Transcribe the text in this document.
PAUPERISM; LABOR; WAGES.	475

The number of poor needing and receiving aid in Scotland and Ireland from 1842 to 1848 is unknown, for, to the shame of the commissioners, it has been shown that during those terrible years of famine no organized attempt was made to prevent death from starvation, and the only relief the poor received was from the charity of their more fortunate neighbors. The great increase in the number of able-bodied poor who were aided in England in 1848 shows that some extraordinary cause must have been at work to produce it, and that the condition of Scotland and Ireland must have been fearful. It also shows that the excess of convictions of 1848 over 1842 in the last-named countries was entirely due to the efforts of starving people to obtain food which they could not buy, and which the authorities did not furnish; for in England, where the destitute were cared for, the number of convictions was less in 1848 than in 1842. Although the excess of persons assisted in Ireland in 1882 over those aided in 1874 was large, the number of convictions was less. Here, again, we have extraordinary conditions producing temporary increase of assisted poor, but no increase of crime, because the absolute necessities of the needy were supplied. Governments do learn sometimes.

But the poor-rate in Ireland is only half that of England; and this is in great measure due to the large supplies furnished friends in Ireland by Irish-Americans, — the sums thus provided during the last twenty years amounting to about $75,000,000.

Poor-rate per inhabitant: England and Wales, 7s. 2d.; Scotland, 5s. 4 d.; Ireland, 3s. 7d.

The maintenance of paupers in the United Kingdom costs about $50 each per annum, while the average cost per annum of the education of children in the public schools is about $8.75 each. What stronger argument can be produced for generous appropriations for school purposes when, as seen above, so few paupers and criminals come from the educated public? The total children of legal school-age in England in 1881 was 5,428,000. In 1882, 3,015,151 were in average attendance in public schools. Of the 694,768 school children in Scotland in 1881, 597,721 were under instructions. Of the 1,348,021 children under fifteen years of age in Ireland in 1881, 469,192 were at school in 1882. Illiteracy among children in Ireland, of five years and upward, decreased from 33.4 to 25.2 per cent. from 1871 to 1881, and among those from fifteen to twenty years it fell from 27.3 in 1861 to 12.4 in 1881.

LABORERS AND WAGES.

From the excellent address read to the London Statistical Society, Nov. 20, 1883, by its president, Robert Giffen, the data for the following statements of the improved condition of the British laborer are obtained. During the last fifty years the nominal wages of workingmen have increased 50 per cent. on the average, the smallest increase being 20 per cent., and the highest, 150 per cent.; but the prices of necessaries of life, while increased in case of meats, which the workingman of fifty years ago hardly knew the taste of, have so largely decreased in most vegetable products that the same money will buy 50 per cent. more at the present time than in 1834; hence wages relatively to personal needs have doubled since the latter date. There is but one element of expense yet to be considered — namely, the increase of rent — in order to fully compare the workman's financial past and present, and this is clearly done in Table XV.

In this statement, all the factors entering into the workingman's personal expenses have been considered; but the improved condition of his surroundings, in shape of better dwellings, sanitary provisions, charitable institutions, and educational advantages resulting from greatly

• Exercise aim: Make a verbatim copy of every entry shown above.

• Output of the task:
Transcribe the text in this document.
PAUPERISM; LABOR; WAGES.	475

The number of poor needing and receiving aid in Scotland and Ireland from 1842 to 1848 is unknown, for, to the shame of the commissioners, it has been shown that during those terrible years of famine no organized attempt was made to prevent death from starvation, and the only relief the poor received was from the charity of their more fortunate neighbors. The great increase in the number of able-bodied poor who were aided in England in 1848 shows that some extraordinary cause must have been at work to produce it, and that the condition of Scotland and Ireland must have been fearful. It also shows that the excess of convictions of 1848 over 1842 in the last-named countries was entirely due to the efforts of starving people to obtain food which they could not buy, and which the authorities did not furnish; for in England, where the destitute were cared for, the number of convictions was less in 1848 than in 1842. Although the excess of persons assisted in Ireland in 1882 over those aided in 1874 was large, the number of convictions was less. Here, again, we have extraordinary conditions producing temporary increase of assisted poor, but no increase of crime, because the absolute necessities of the needy were supplied. Governments do learn sometimes.

But the poor-rate in Ireland is only half that of England; and this is in great measure due to the large supplies furnished friends in Ireland by Irish-Americans, — the sums thus provided during the last twenty years amounting to about $75,000,000.

Poor-rate per inhabitant: England and Wales, 7s. 2d.; Scotland, 5s. 4 d.; Ireland, 3s. 7d.

The maintenance of paupers in the United Kingdom costs about $50 each per annum, while the average cost per annum of the education of children in the public schools is about $8.75 each. What stronger argument can be produced for generous appropriations for school purposes when, as seen above, so few paupers and criminals come from the educated public? The total children of legal school-age in England in 1881 was 5,428,000. In 1882, 3,015,151 were in average attendance in public schools. Of the 694,768 school children in Scotland in 1881, 597,721 were under instructions. Of the 1,348,021 children under fifteen years of age in Ireland in 1881, 469,192 were at school in 1882. Illiteracy among children in Ireland, of five years and upward, decreased from 33.4 to 25.2 per cent. from 1871 to 1881, and among those from fifteen to twenty years it fell from 27.3 in 1861 to 12.4 in 1881.

LABORERS AND WAGES.

From the excellent address read to the London Statistical Society, Nov. 20, 1883, by its president, Robert Giffen, the data for the following statements of the improved condition of the British laborer are obtained. During the last fifty years the nominal wages of workingmen have increased 50 per cent. on the average, the smallest increase being 20 per cent., and the highest, 150 per cent.; but the prices of necessaries of life, while increased in case of meats, which the workingman of fifty years ago hardly knew the taste of, have so largely decreased in most vegetable products that the same money will buy 50 per cent. more at the present time than in 1834; hence wages relatively to personal needs have doubled since the latter date. There is but one element of expense yet to be considered — namely, the increase of rent — in order to fully compare the workman's financial past and present, and this is clearly done in Table XV.

In this statement, all the factors entering into the workingman's personal expenses have been considered; but the improved condition of his surroundings, in shape of better dwellings, sanitary provisions, charitable institutions, and educational advantages resulting from greatly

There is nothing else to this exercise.